The problem >> Pictures aside, write out every record exactly as it appears.
--- begin ---
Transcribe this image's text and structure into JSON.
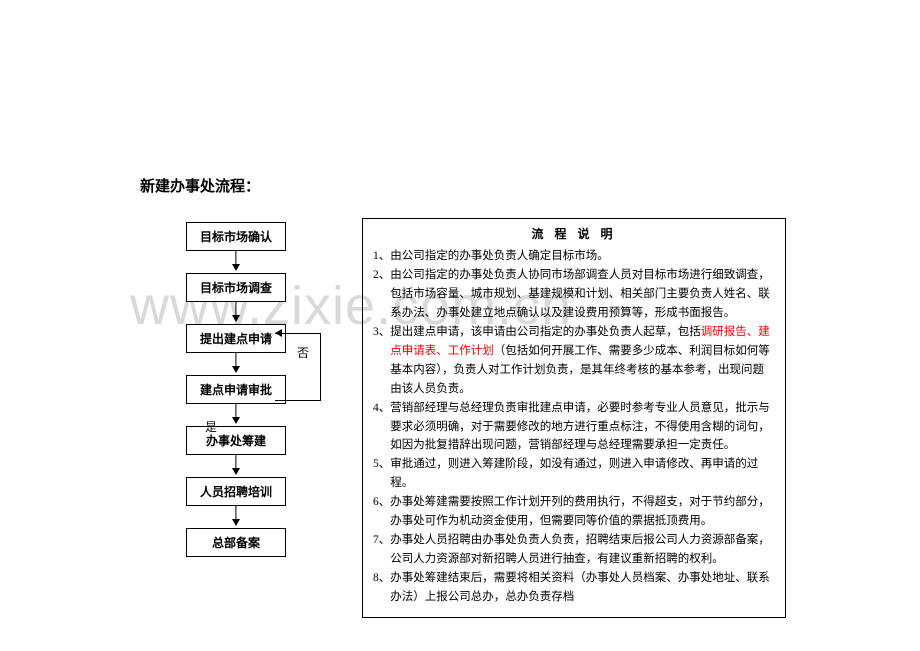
{
  "watermark": "www.zixie.com.cn",
  "title": "新建办事处流程：",
  "flowchart": {
    "type": "flowchart",
    "nodes": [
      {
        "id": "n1",
        "label": "目标市场确认"
      },
      {
        "id": "n2",
        "label": "目标市场调查"
      },
      {
        "id": "n3",
        "label": "提出建点申请"
      },
      {
        "id": "n4",
        "label": "建点申请审批"
      },
      {
        "id": "n5",
        "label": "办事处筹建"
      },
      {
        "id": "n6",
        "label": "人员招聘培训"
      },
      {
        "id": "n7",
        "label": "总部备案"
      }
    ],
    "no_label": "否",
    "yes_label": "是",
    "box_border_color": "#000000",
    "box_bg_color": "#ffffff",
    "font_size": 12,
    "font_weight": "bold"
  },
  "description": {
    "title": "流 程 说 明",
    "title_fontsize": 12,
    "body_fontsize": 11.5,
    "border_color": "#000000",
    "highlight_color": "#ff0000",
    "items": [
      {
        "num": "1、",
        "text": "由公司指定的办事处负责人确定目标市场。"
      },
      {
        "num": "2、",
        "text": "由公司指定的办事处负责人协同市场部调查人员对目标市场进行细致调查，包括市场容量、城市规划、基建规模和计划、相关部门主要负责人姓名、联系办法、办事处建立地点确认以及建设费用预算等，形成书面报告。"
      },
      {
        "num": "3、",
        "pre": "提出建点申请，该申请由公司指定的办事处负责人起草，包括",
        "hl": "调研报告、建点申请表、工作计划",
        "post": "（包括如何开展工作、需要多少成本、利润目标如何等基本内容），负责人对工作计划负责，是其年终考核的基本参考，出现问题由该人员负责。"
      },
      {
        "num": "4、",
        "text": "营销部经理与总经理负责审批建点申请，必要时参考专业人员意见，批示与要求必须明确，对于需要修改的地方进行重点标注，不得使用含糊的词句，如因为批复措辞出现问题，营销部经理与总经理需要承担一定责任。"
      },
      {
        "num": "5、",
        "text": "审批通过，则进入筹建阶段，如没有通过，则进入申请修改、再申请的过程。"
      },
      {
        "num": "6、",
        "text": "办事处筹建需要按照工作计划开列的费用执行，不得超支，对于节约部分，办事处可作为机动资金使用，但需要同等价值的票据抵顶费用。"
      },
      {
        "num": "7、",
        "text": "办事处人员招聘由办事处负责人负责，招聘结束后报公司人力资源部备案，公司人力资源部对新招聘人员进行抽查，有建议重新招聘的权利。"
      },
      {
        "num": "8、",
        "text": "办事处筹建结束后，需要将相关资料（办事处人员档案、办事处地址、联系办法）上报公司总办，总办负责存档"
      }
    ]
  },
  "colors": {
    "background": "#ffffff",
    "text": "#000000",
    "watermark": "#d9d9d9",
    "highlight": "#ff0000"
  }
}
--- end ---
Task result >>
Transcribe this image's text and structure into JSON.
{
  "watermark": "www.zixie.com.cn",
  "title": "新建办事处流程：",
  "flowchart": {
    "type": "flowchart",
    "nodes": [
      {
        "id": "n1",
        "label": "目标市场确认"
      },
      {
        "id": "n2",
        "label": "目标市场调查"
      },
      {
        "id": "n3",
        "label": "提出建点申请"
      },
      {
        "id": "n4",
        "label": "建点申请审批"
      },
      {
        "id": "n5",
        "label": "办事处筹建"
      },
      {
        "id": "n6",
        "label": "人员招聘培训"
      },
      {
        "id": "n7",
        "label": "总部备案"
      }
    ],
    "no_label": "否",
    "yes_label": "是",
    "box_border_color": "#000000",
    "box_bg_color": "#ffffff",
    "font_size": 12,
    "font_weight": "bold"
  },
  "description": {
    "title": "流 程 说 明",
    "title_fontsize": 12,
    "body_fontsize": 11.5,
    "border_color": "#000000",
    "highlight_color": "#ff0000",
    "items": [
      {
        "num": "1、",
        "text": "由公司指定的办事处负责人确定目标市场。"
      },
      {
        "num": "2、",
        "text": "由公司指定的办事处负责人协同市场部调查人员对目标市场进行细致调查，包括市场容量、城市规划、基建规模和计划、相关部门主要负责人姓名、联系办法、办事处建立地点确认以及建设费用预算等，形成书面报告。"
      },
      {
        "num": "3、",
        "pre": "提出建点申请，该申请由公司指定的办事处负责人起草，包括",
        "hl": "调研报告、建点申请表、工作计划",
        "post": "（包括如何开展工作、需要多少成本、利润目标如何等基本内容），负责人对工作计划负责，是其年终考核的基本参考，出现问题由该人员负责。"
      },
      {
        "num": "4、",
        "text": "营销部经理与总经理负责审批建点申请，必要时参考专业人员意见，批示与要求必须明确，对于需要修改的地方进行重点标注，不得使用含糊的词句，如因为批复措辞出现问题，营销部经理与总经理需要承担一定责任。"
      },
      {
        "num": "5、",
        "text": "审批通过，则进入筹建阶段，如没有通过，则进入申请修改、再申请的过程。"
      },
      {
        "num": "6、",
        "text": "办事处筹建需要按照工作计划开列的费用执行，不得超支，对于节约部分，办事处可作为机动资金使用，但需要同等价值的票据抵顶费用。"
      },
      {
        "num": "7、",
        "text": "办事处人员招聘由办事处负责人负责，招聘结束后报公司人力资源部备案，公司人力资源部对新招聘人员进行抽查，有建议重新招聘的权利。"
      },
      {
        "num": "8、",
        "text": "办事处筹建结束后，需要将相关资料（办事处人员档案、办事处地址、联系办法）上报公司总办，总办负责存档"
      }
    ]
  },
  "colors": {
    "background": "#ffffff",
    "text": "#000000",
    "watermark": "#d9d9d9",
    "highlight": "#ff0000"
  }
}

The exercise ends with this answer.